## What to work on
Omit all images. Write out the rest of the material exactly.

## Items from a data source
+++

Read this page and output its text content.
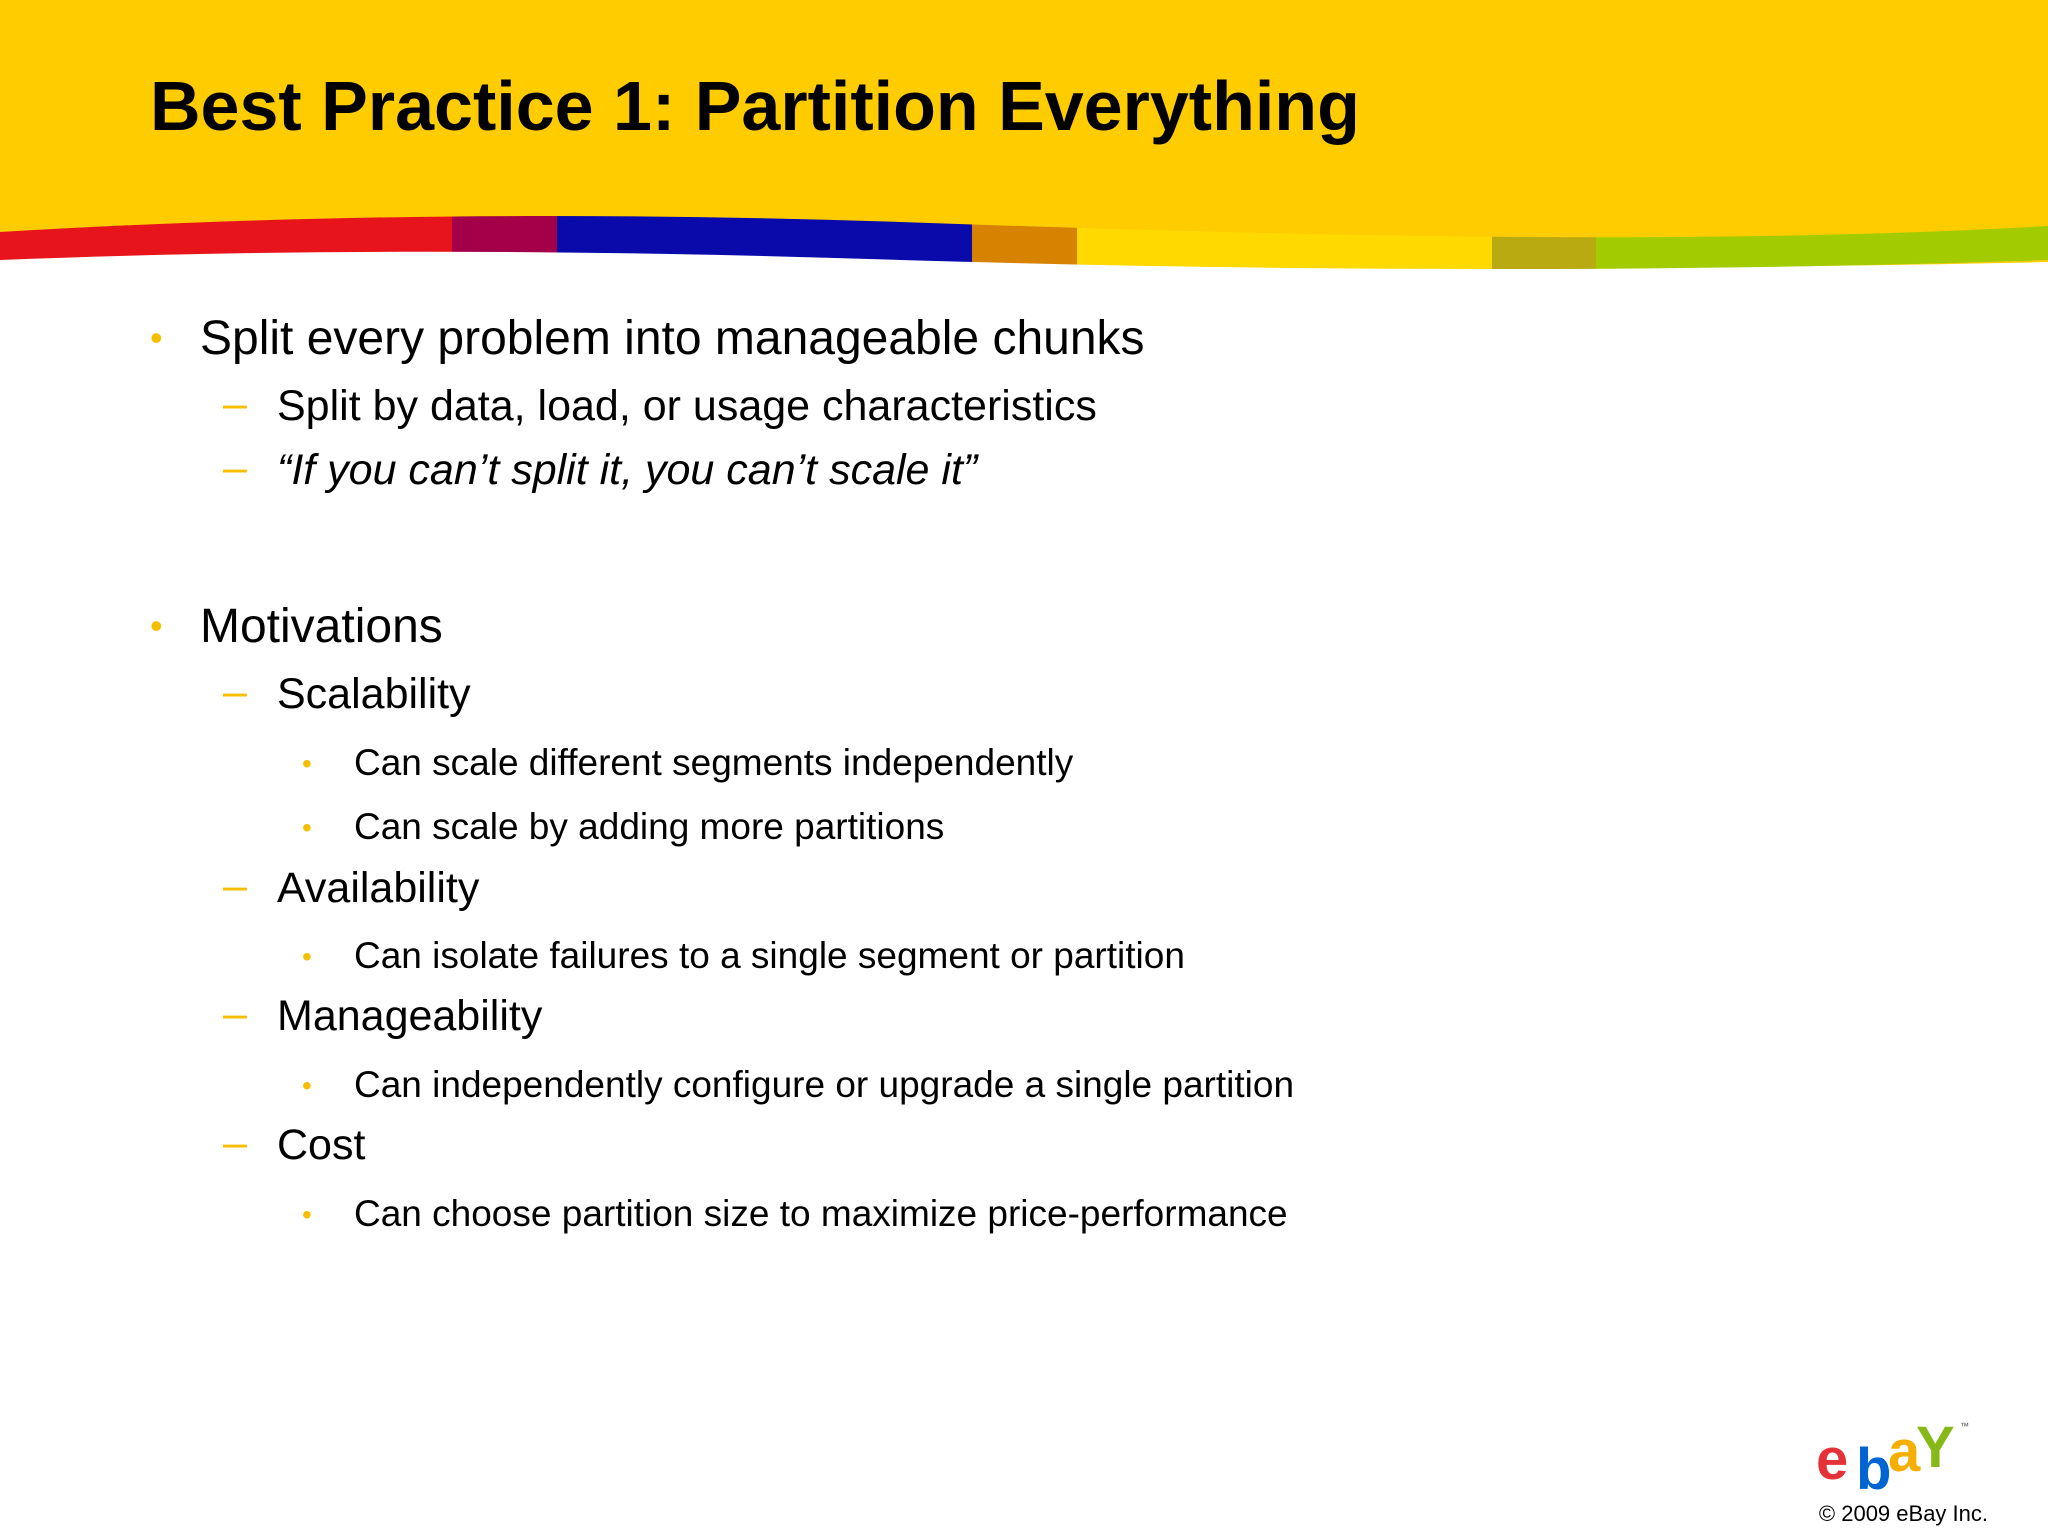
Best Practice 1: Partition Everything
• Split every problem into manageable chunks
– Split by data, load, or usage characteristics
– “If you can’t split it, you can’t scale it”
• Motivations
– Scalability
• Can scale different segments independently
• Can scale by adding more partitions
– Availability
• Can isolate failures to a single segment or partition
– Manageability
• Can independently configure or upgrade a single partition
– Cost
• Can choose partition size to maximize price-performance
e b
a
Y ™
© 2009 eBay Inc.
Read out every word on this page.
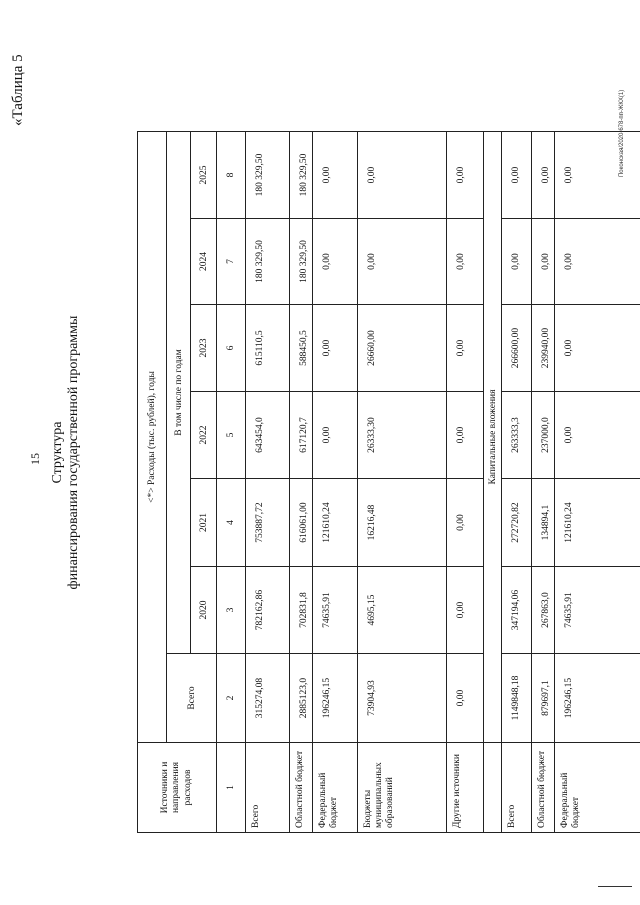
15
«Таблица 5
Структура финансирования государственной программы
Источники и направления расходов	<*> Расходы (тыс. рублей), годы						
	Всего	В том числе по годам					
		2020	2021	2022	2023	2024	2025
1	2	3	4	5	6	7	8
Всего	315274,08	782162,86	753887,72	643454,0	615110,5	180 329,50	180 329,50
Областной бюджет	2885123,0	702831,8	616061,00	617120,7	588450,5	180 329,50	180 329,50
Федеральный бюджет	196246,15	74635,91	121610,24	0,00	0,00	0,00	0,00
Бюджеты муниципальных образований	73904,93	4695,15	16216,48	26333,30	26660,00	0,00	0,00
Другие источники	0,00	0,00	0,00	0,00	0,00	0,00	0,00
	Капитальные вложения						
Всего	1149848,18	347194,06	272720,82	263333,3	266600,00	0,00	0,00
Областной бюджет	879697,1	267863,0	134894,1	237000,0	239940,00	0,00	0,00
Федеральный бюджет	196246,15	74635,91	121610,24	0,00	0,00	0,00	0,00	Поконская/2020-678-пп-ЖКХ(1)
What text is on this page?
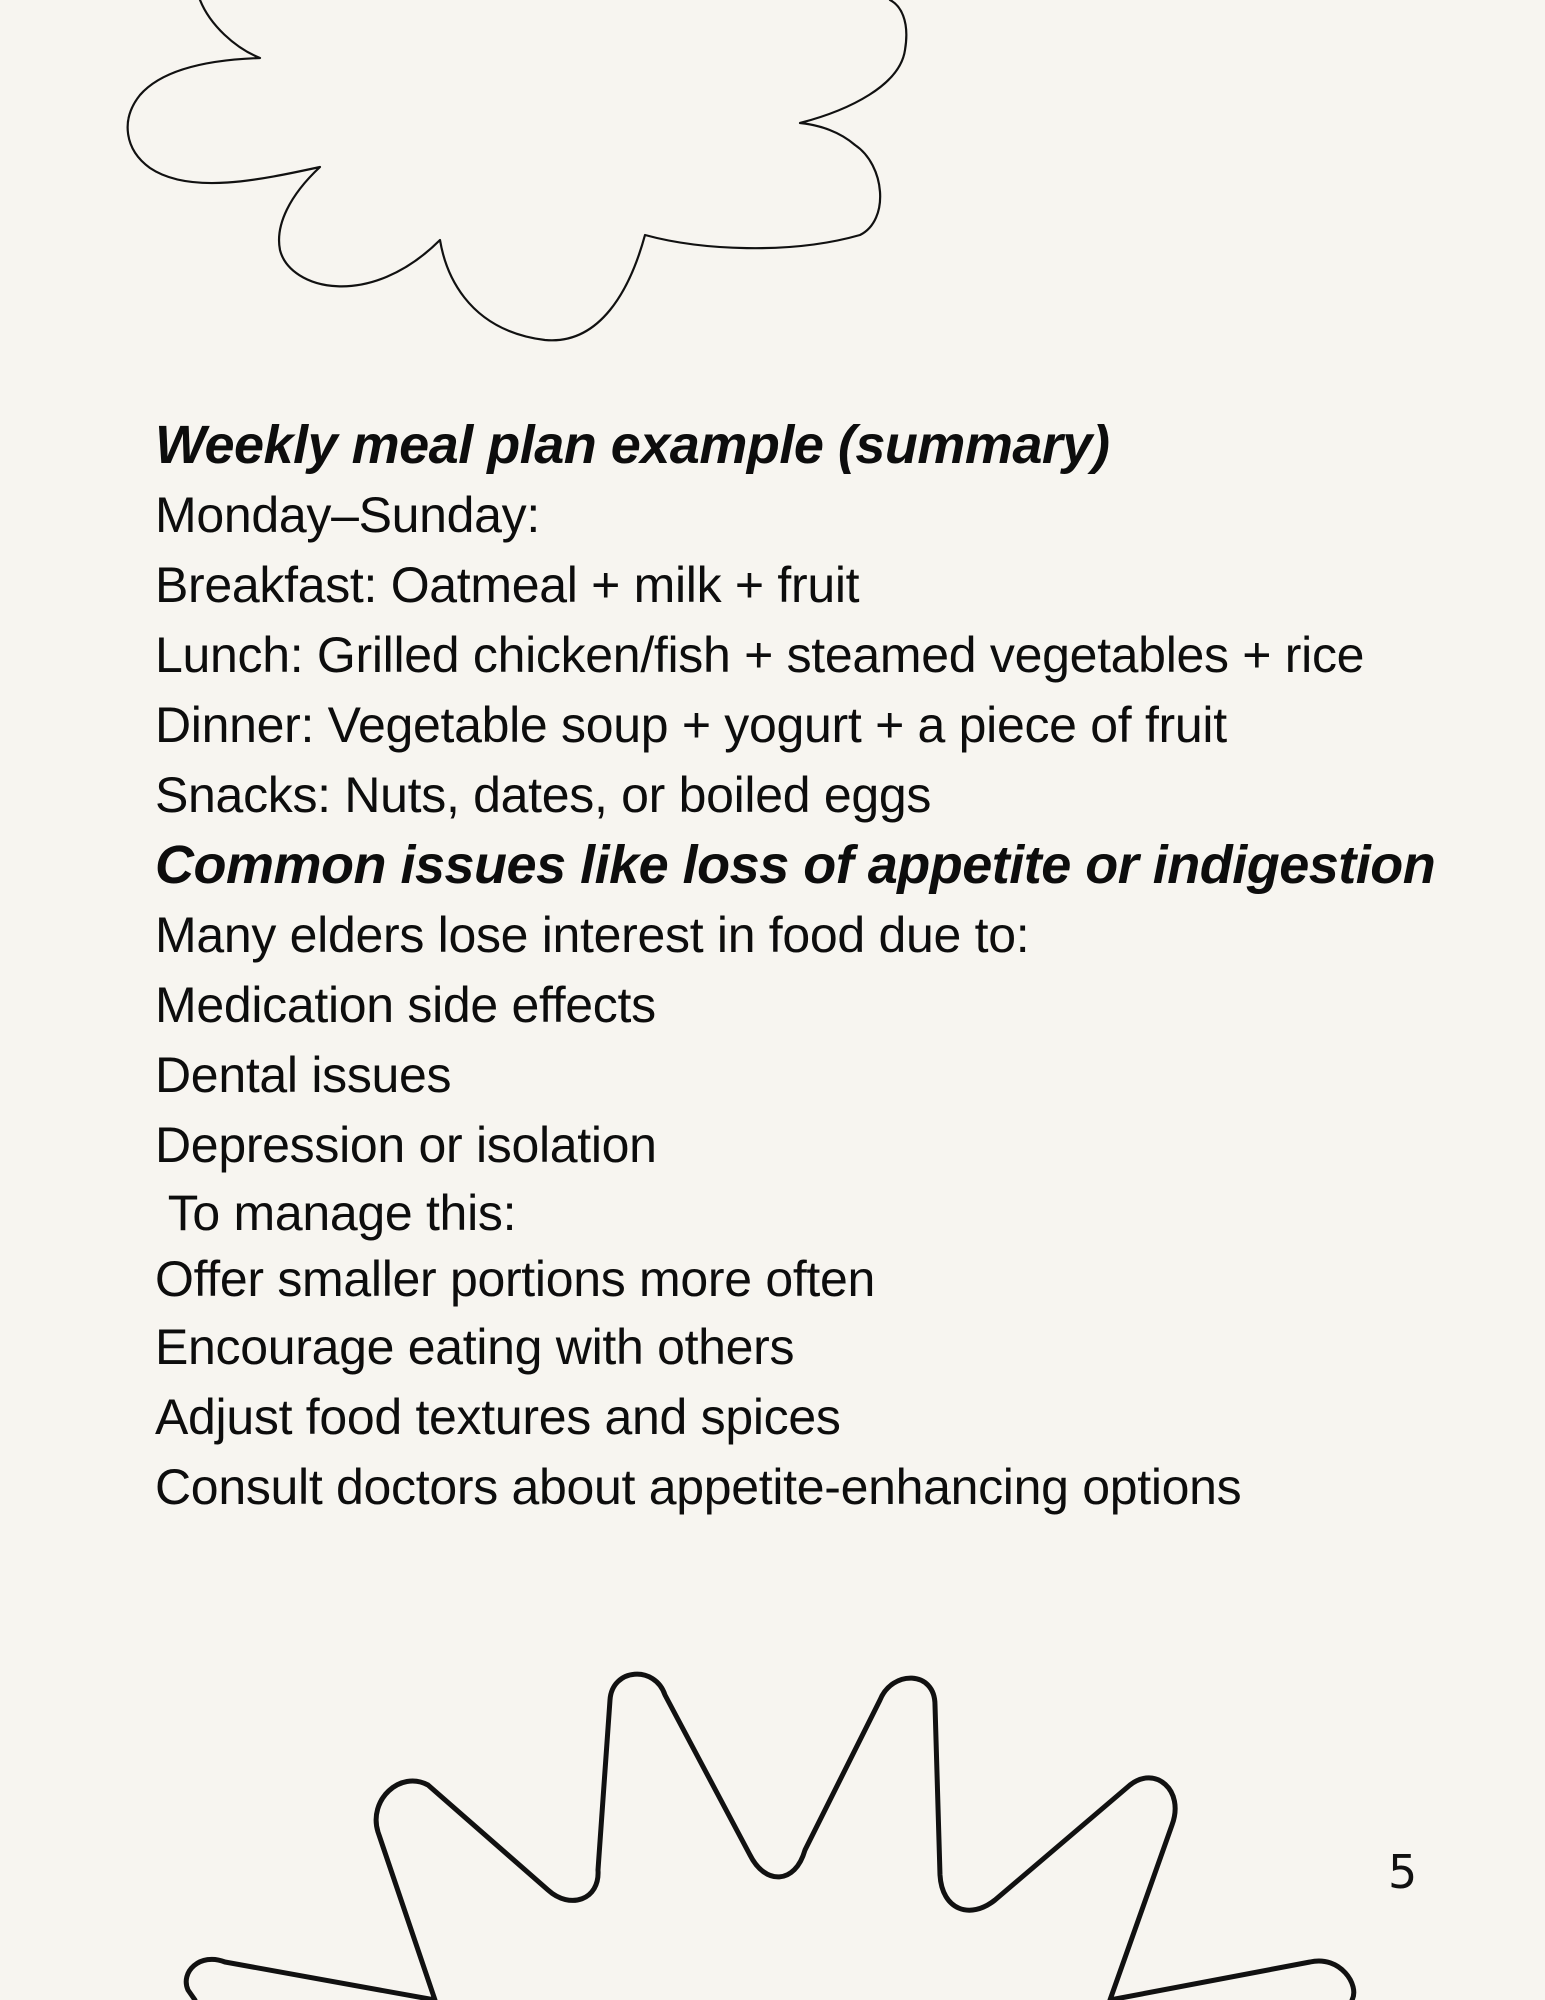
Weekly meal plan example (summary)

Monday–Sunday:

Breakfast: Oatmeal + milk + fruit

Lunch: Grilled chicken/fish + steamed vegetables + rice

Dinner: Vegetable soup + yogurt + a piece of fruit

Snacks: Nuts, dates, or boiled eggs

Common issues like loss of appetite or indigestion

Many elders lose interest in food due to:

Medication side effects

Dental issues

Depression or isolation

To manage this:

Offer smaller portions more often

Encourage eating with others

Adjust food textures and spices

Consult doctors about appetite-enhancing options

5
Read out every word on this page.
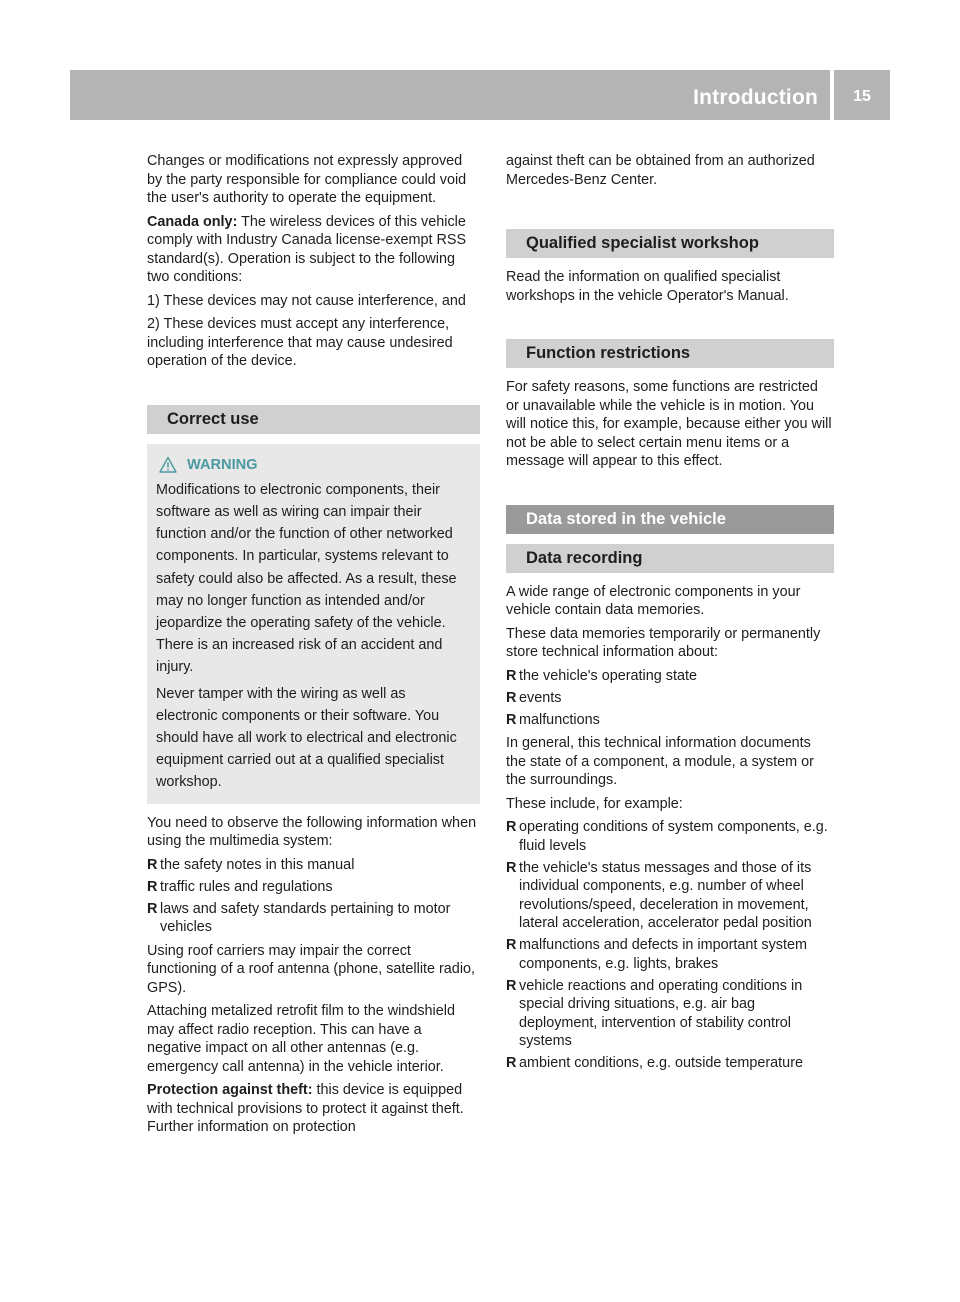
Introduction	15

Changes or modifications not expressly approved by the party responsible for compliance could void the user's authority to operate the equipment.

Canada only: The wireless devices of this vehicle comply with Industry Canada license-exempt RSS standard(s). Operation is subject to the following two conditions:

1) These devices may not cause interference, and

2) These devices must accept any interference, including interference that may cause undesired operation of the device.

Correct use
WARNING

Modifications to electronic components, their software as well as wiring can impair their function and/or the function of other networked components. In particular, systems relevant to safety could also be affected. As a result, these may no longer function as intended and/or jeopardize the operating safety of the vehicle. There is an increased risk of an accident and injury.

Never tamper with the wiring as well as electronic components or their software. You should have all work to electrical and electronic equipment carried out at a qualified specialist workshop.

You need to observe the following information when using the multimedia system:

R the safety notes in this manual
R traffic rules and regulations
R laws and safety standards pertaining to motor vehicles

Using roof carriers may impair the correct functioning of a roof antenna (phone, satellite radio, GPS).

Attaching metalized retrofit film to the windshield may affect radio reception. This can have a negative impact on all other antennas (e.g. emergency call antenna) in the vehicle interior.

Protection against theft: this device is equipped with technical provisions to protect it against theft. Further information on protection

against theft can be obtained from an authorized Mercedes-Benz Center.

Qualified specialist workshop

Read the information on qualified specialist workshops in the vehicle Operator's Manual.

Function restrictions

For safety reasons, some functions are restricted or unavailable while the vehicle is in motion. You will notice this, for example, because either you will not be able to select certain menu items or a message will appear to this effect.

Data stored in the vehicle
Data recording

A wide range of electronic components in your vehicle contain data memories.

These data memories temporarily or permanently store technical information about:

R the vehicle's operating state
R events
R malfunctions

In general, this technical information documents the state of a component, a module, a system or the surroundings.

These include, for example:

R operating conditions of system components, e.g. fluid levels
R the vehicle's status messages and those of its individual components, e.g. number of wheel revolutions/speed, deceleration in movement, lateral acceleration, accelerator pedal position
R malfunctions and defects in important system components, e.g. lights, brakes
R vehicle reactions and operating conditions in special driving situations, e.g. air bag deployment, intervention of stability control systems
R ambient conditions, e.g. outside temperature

+++

## Written solution
Read this page and output its text content.
Best Practice 1: Partition Everything
• Split every problem into manageable chunks
– Split by data, load, or usage characteristics
– “If you can’t split it, you can’t scale it”
• Motivations
– Scalability
• Can scale different segments independently
• Can scale by adding more partitions
– Availability
• Can isolate failures to a single segment or partition
– Manageability
• Can independently configure or upgrade a single partition
– Cost
• Can choose partition size to maximize price-performance
e b
a
Y ™
© 2009 eBay Inc.
Read out every word on this page.
15
«Таблица 5
Структура финансирования государственной программы
Источники и направления расходов	<*> Расходы (тыс. рублей), годы						
	Всего	В том числе по годам					
		2020	2021	2022	2023	2024	2025
1	2	3	4	5	6	7	8
Всего	315274,08	782162,86	753887,72	643454,0	615110,5	180 329,50	180 329,50
Областной бюджет	2885123,0	702831,8	616061,00	617120,7	588450,5	180 329,50	180 329,50
Федеральный бюджет	196246,15	74635,91	121610,24	0,00	0,00	0,00	0,00
Бюджеты муниципальных образований	73904,93	4695,15	16216,48	26333,30	26660,00	0,00	0,00
Другие источники	0,00	0,00	0,00	0,00	0,00	0,00	0,00
	Капитальные вложения						
Всего	1149848,18	347194,06	272720,82	263333,3	266600,00	0,00	0,00
Областной бюджет	879697,1	267863,0	134894,1	237000,0	239940,00	0,00	0,00
Федеральный бюджет	196246,15	74635,91	121610,24	0,00	0,00	0,00	0,00	Поконская/2020-678-пп-ЖКХ(1)
What text is on this page?
Weekly meal plan example (summary)

Monday–Sunday:

Breakfast: Oatmeal + milk + fruit

Lunch: Grilled chicken/fish + steamed vegetables + rice

Dinner: Vegetable soup + yogurt + a piece of fruit

Snacks: Nuts, dates, or boiled eggs

Common issues like loss of appetite or indigestion

Many elders lose interest in food due to:

Medication side effects

Dental issues

Depression or isolation

To manage this:

Offer smaller portions more often

Encourage eating with others

Adjust food textures and spices

Consult doctors about appetite-enhancing options

5
Read out every word on this page.
Introduction	15

Changes or modifications not expressly approved by the party responsible for compliance could void the user's authority to operate the equipment.

Canada only: The wireless devices of this vehicle comply with Industry Canada license-exempt RSS standard(s). Operation is subject to the following two conditions:

1) These devices may not cause interference, and

2) These devices must accept any interference, including interference that may cause undesired operation of the device.

Correct use
WARNING

Modifications to electronic components, their software as well as wiring can impair their function and/or the function of other networked components. In particular, systems relevant to safety could also be affected. As a result, these may no longer function as intended and/or jeopardize the operating safety of the vehicle. There is an increased risk of an accident and injury.

Never tamper with the wiring as well as electronic components or their software. You should have all work to electrical and electronic equipment carried out at a qualified specialist workshop.

You need to observe the following information when using the multimedia system:

R the safety notes in this manual
R traffic rules and regulations
R laws and safety standards pertaining to motor vehicles

Using roof carriers may impair the correct functioning of a roof antenna (phone, satellite radio, GPS).

Attaching metalized retrofit film to the windshield may affect radio reception. This can have a negative impact on all other antennas (e.g. emergency call antenna) in the vehicle interior.

Protection against theft: this device is equipped with technical provisions to protect it against theft. Further information on protection

against theft can be obtained from an authorized Mercedes-Benz Center.

Qualified specialist workshop

Read the information on qualified specialist workshops in the vehicle Operator's Manual.

Function restrictions

For safety reasons, some functions are restricted or unavailable while the vehicle is in motion. You will notice this, for example, because either you will not be able to select certain menu items or a message will appear to this effect.

Data stored in the vehicle
Data recording

A wide range of electronic components in your vehicle contain data memories.

These data memories temporarily or permanently store technical information about:

R the vehicle's operating state
R events
R malfunctions

In general, this technical information documents the state of a component, a module, a system or the surroundings.

These include, for example:

R operating conditions of system components, e.g. fluid levels
R the vehicle's status messages and those of its individual components, e.g. number of wheel revolutions/speed, deceleration in movement, lateral acceleration, accelerator pedal position
R malfunctions and defects in important system components, e.g. lights, brakes
R vehicle reactions and operating conditions in special driving situations, e.g. air bag deployment, intervention of stability control systems
R ambient conditions, e.g. outside temperature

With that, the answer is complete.